> **DO THIS**
Check each line of the listing below for the string "title", and copy the ones that have it.
--- START DATA SECTION ---
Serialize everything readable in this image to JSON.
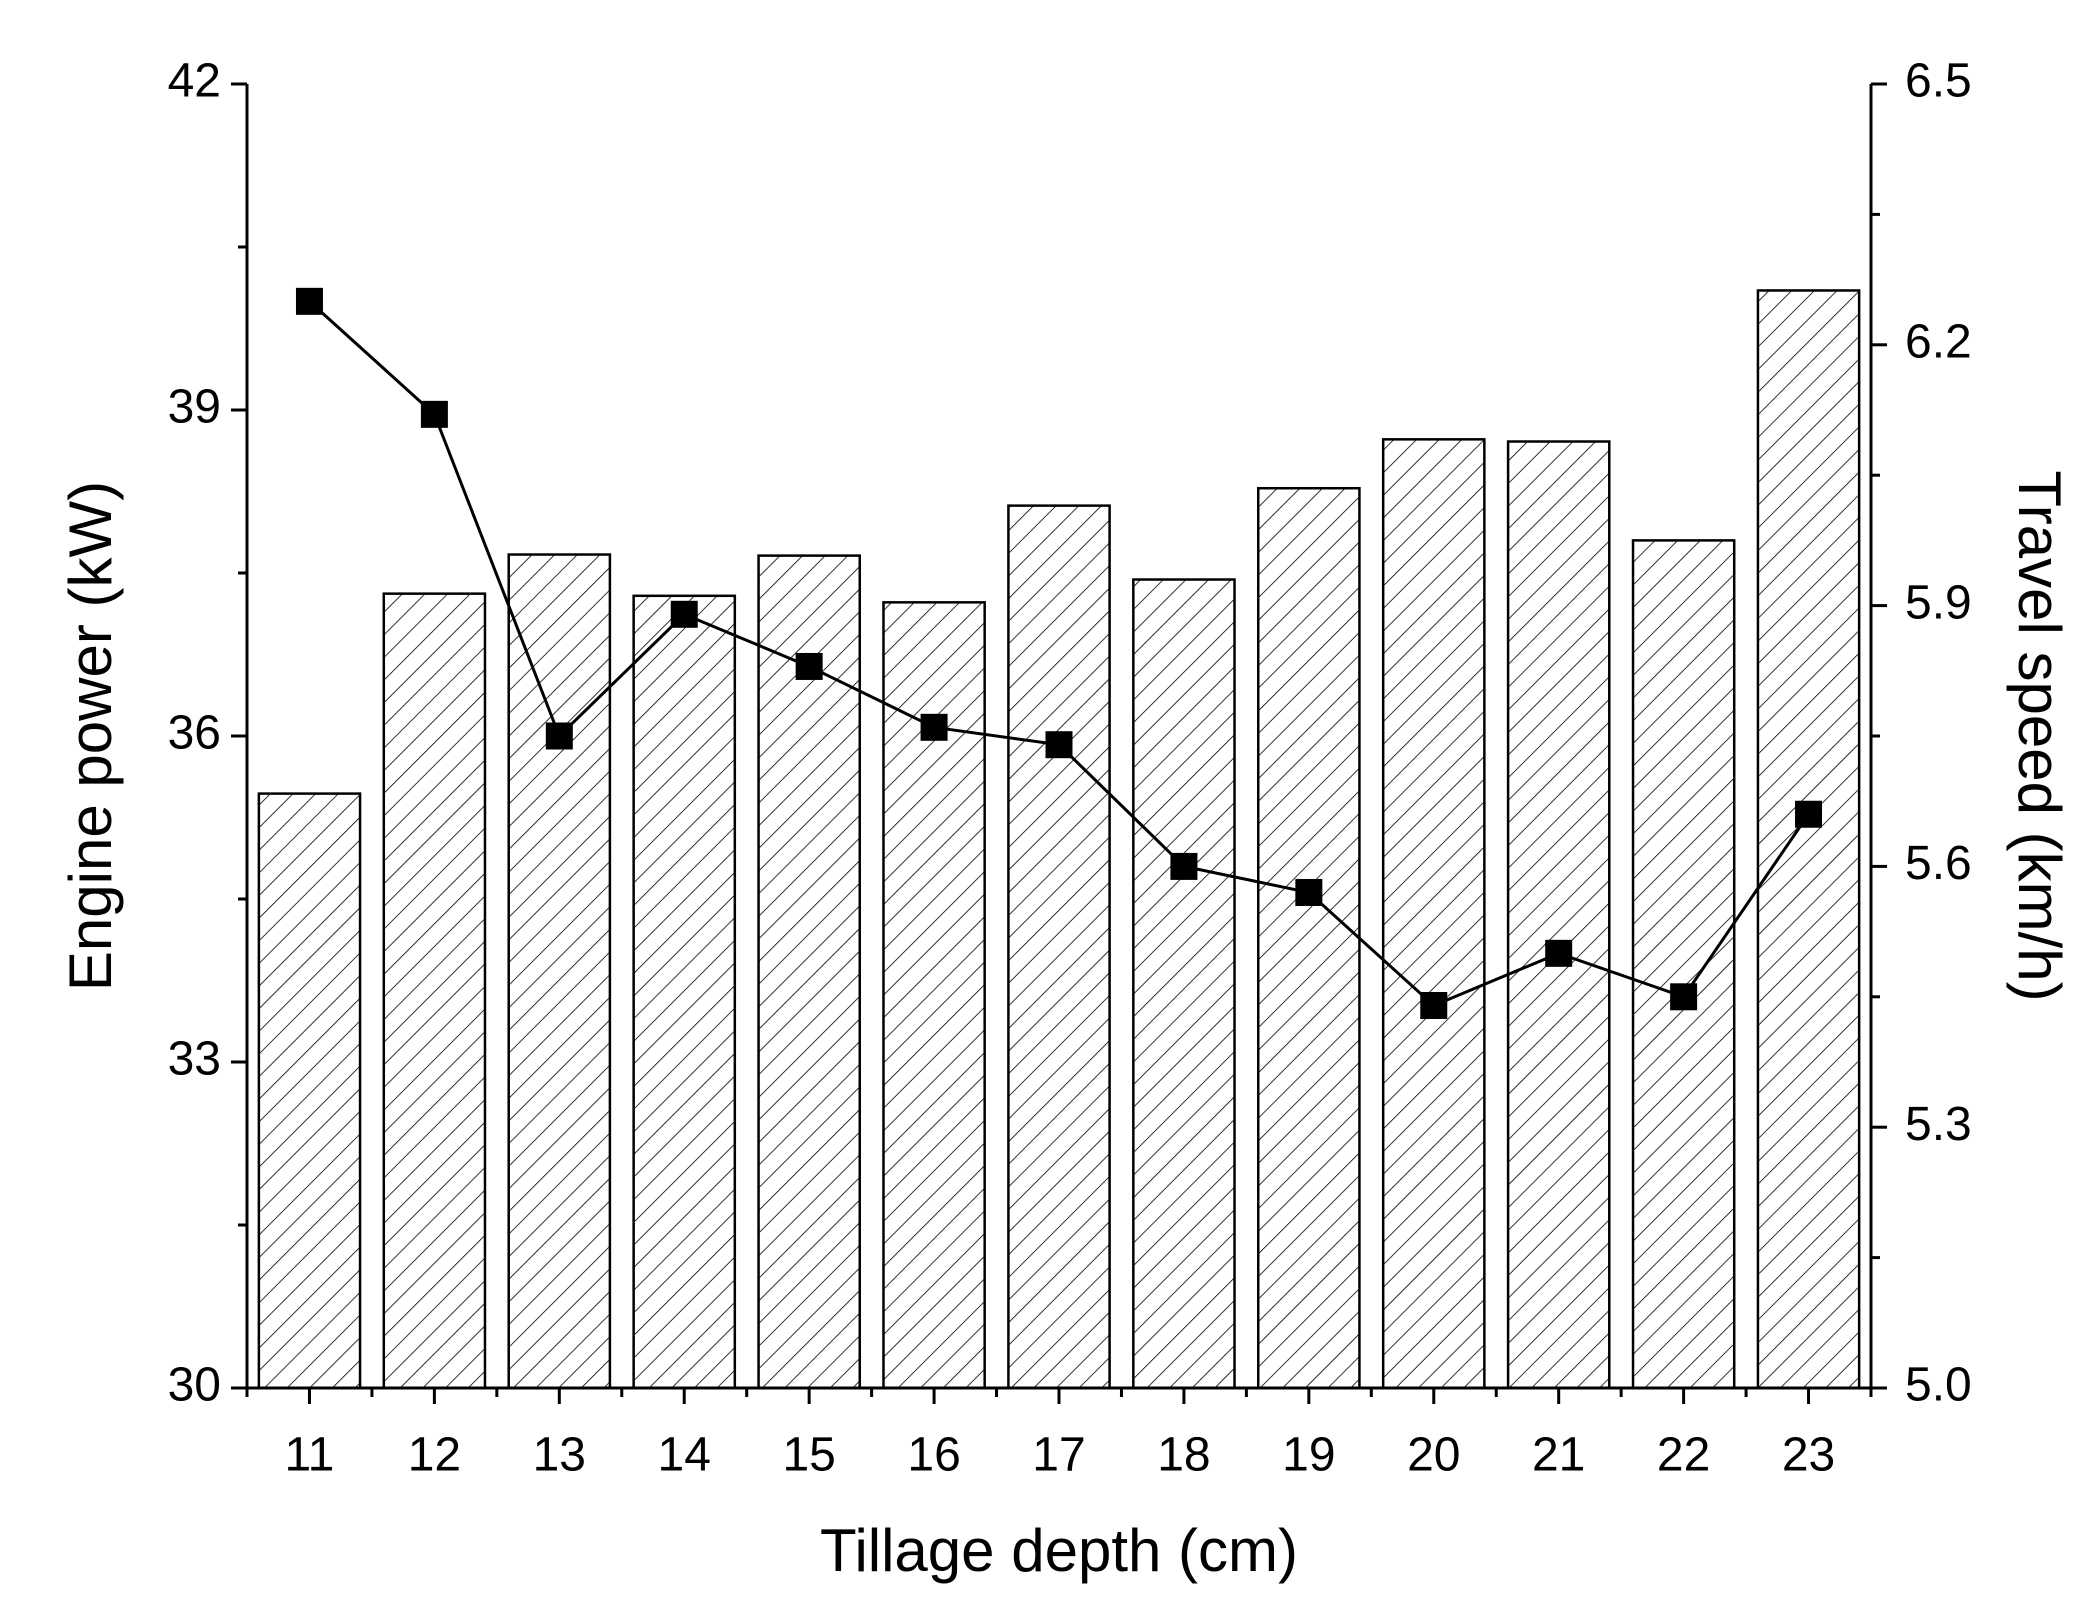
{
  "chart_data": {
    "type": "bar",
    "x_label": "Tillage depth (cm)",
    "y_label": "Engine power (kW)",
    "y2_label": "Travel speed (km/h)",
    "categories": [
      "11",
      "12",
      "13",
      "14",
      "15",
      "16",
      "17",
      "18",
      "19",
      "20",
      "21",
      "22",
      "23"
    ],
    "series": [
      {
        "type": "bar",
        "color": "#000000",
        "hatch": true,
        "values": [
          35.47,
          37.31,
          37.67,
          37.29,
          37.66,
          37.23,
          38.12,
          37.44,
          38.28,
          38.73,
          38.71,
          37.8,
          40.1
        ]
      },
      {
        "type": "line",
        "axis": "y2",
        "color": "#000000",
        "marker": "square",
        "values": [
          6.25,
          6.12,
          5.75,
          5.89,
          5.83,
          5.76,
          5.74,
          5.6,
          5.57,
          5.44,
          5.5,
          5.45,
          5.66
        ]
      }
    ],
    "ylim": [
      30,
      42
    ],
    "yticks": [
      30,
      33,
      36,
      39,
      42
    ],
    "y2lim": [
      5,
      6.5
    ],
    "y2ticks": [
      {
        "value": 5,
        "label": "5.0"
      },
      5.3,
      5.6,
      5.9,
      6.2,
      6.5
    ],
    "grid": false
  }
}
--- END DATA SECTION ---
--- START DATA SECTION ---
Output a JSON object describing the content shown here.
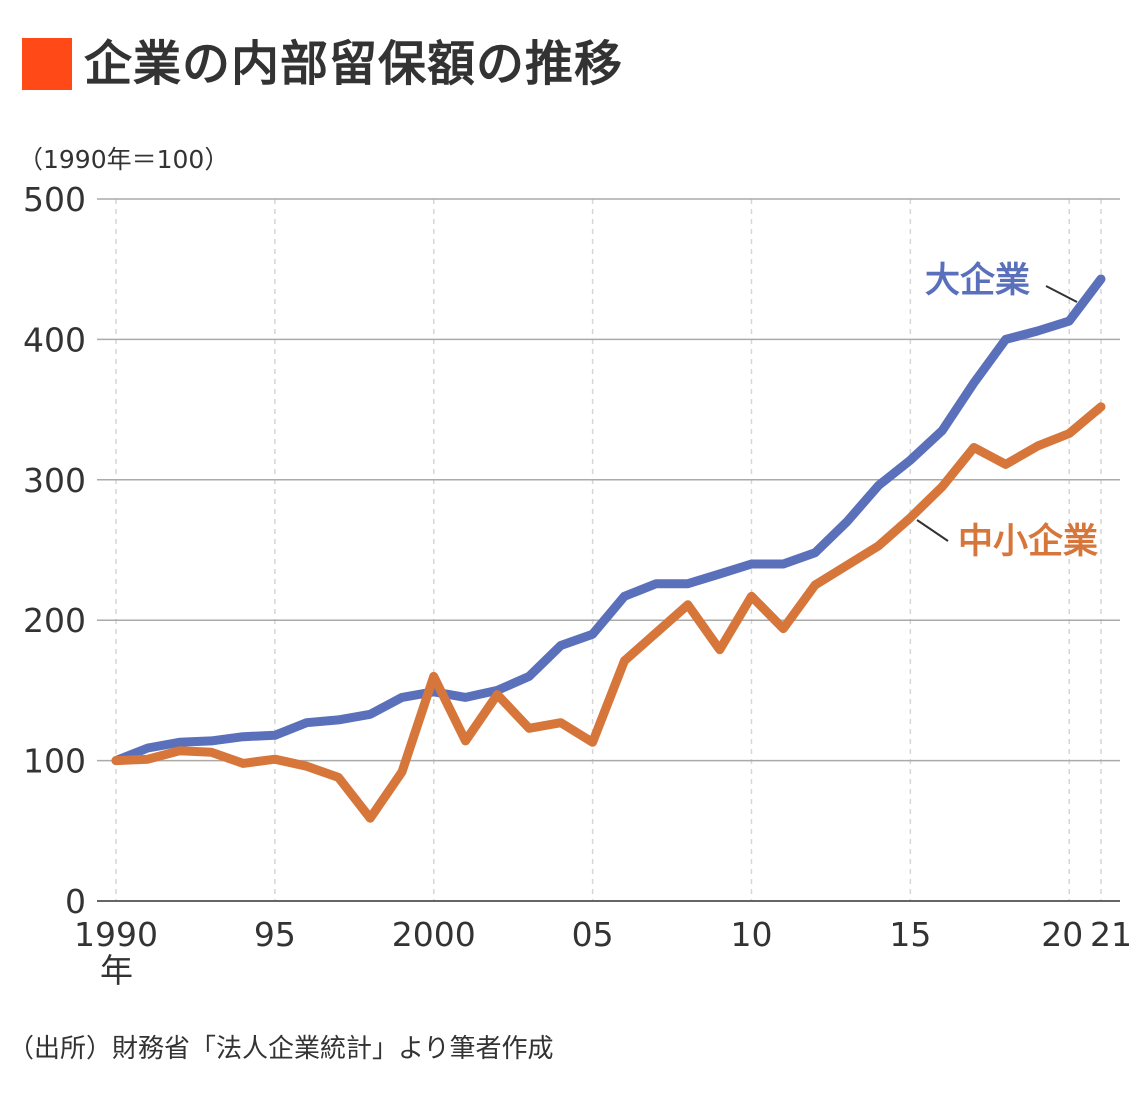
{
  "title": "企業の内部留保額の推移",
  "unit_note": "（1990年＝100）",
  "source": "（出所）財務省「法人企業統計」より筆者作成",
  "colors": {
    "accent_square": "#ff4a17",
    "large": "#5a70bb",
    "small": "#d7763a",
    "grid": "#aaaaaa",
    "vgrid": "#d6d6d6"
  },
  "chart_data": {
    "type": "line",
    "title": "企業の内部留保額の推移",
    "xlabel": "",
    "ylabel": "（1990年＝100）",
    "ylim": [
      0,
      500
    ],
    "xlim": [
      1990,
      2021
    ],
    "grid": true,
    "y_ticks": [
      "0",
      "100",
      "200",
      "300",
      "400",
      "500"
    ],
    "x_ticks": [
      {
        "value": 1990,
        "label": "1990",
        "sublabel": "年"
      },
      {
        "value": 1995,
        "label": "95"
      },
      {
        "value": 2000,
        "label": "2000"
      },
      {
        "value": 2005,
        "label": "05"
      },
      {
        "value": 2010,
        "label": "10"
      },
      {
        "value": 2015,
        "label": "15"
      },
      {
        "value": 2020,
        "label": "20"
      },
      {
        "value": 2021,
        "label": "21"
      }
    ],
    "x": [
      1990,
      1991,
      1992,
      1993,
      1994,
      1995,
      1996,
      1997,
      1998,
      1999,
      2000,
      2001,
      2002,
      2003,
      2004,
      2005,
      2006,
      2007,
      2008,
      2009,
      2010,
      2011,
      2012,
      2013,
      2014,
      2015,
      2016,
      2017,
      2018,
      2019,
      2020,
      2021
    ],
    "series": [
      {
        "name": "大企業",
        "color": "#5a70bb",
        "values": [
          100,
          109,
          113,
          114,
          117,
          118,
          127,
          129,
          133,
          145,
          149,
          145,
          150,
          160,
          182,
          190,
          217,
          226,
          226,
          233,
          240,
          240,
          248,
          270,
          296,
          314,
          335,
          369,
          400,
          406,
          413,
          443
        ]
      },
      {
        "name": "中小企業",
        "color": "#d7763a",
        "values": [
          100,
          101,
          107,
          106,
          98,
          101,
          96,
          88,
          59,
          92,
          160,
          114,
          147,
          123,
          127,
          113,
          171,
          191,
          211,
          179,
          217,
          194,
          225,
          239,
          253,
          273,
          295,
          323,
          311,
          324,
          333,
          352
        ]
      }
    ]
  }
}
--- END DATA SECTION ---
> **SOLUTION TO THIS TASK**
  "title": "企業の内部留保額の推移",
    "title": "企業の内部留保額の推移",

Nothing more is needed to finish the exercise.